### [RECORDS SUPPLIED]
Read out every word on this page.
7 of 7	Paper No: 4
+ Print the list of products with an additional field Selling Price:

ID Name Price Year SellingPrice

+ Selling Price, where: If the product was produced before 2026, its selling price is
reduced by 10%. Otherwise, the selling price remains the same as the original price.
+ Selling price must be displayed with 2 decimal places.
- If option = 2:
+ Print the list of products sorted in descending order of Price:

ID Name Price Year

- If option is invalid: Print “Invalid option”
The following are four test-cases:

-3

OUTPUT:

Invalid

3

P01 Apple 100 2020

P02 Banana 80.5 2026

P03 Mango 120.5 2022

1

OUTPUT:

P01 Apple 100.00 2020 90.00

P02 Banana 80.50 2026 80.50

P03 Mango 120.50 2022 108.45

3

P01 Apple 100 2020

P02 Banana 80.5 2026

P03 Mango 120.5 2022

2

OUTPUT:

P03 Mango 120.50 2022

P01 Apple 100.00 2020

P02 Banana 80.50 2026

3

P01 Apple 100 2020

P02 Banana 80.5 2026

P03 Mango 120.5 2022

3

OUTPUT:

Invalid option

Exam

==

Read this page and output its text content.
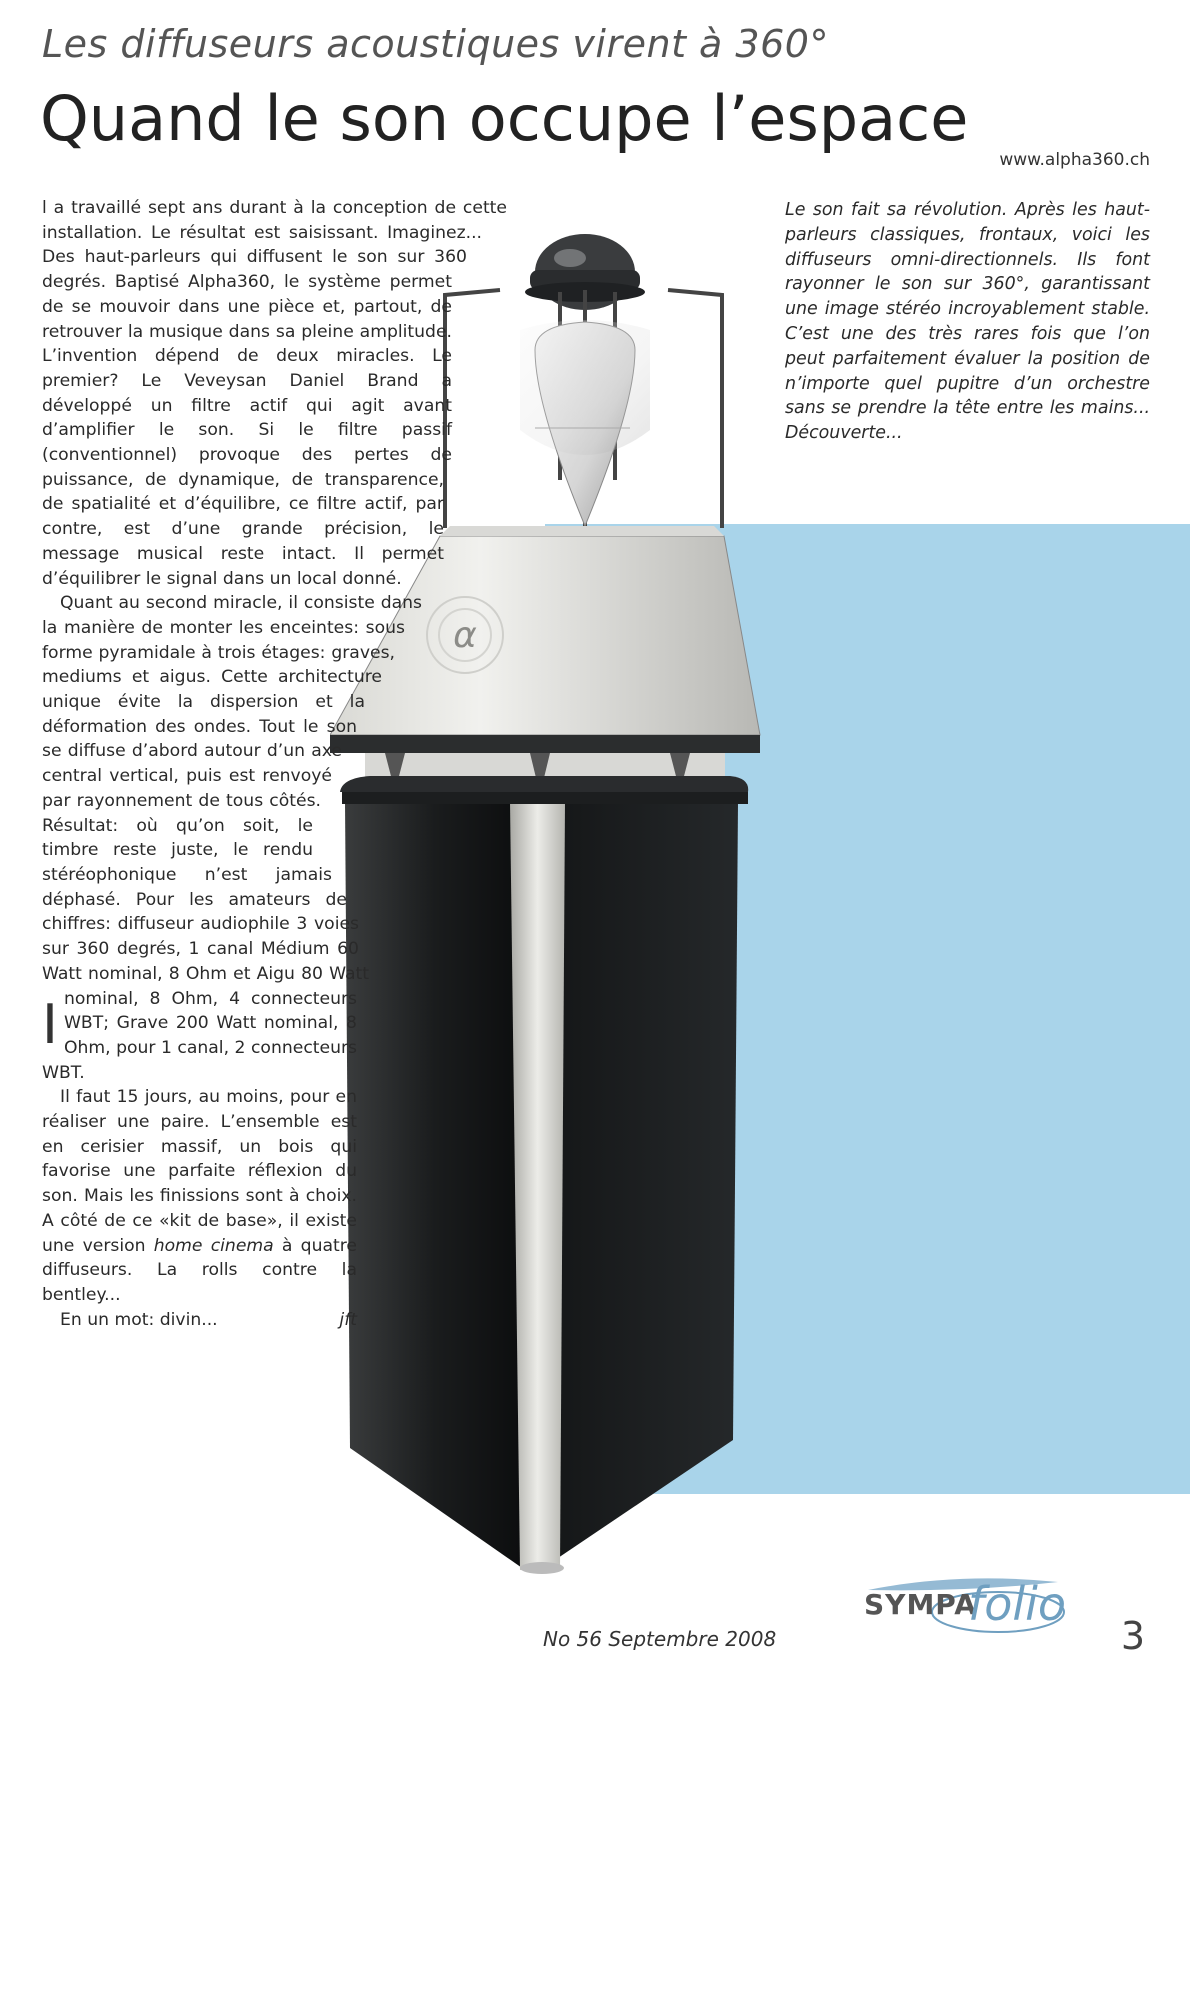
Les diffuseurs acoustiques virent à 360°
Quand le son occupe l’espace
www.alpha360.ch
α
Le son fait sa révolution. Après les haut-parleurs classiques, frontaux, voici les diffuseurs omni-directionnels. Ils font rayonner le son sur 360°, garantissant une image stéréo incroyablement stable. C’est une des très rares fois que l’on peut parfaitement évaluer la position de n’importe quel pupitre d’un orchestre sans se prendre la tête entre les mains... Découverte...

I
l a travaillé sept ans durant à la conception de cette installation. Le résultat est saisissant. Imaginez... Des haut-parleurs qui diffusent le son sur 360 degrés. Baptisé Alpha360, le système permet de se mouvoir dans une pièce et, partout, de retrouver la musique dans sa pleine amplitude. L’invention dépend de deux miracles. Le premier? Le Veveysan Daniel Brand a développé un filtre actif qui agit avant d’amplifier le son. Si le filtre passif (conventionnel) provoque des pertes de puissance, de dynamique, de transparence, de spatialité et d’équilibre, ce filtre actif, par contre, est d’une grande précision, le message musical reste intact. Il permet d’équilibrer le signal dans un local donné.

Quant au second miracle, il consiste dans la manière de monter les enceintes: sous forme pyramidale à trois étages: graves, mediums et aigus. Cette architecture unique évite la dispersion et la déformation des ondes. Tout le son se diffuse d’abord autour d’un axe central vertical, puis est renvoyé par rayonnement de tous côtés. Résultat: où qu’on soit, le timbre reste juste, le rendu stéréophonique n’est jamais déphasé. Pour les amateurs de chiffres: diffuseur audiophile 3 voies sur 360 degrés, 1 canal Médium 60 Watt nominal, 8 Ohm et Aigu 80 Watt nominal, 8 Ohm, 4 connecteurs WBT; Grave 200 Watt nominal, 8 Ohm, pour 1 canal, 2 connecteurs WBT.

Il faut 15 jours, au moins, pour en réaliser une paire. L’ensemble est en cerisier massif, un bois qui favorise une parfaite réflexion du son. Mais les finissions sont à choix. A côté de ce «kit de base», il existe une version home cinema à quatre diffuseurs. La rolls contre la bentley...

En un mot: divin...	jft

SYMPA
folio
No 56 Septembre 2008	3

### [TASK DESCRIPTION]
Look through the lines above and collect those with the word "Year".

### [RESPONSE BELOW]
ID Name Price Year SellingPrice
ID Name Price Year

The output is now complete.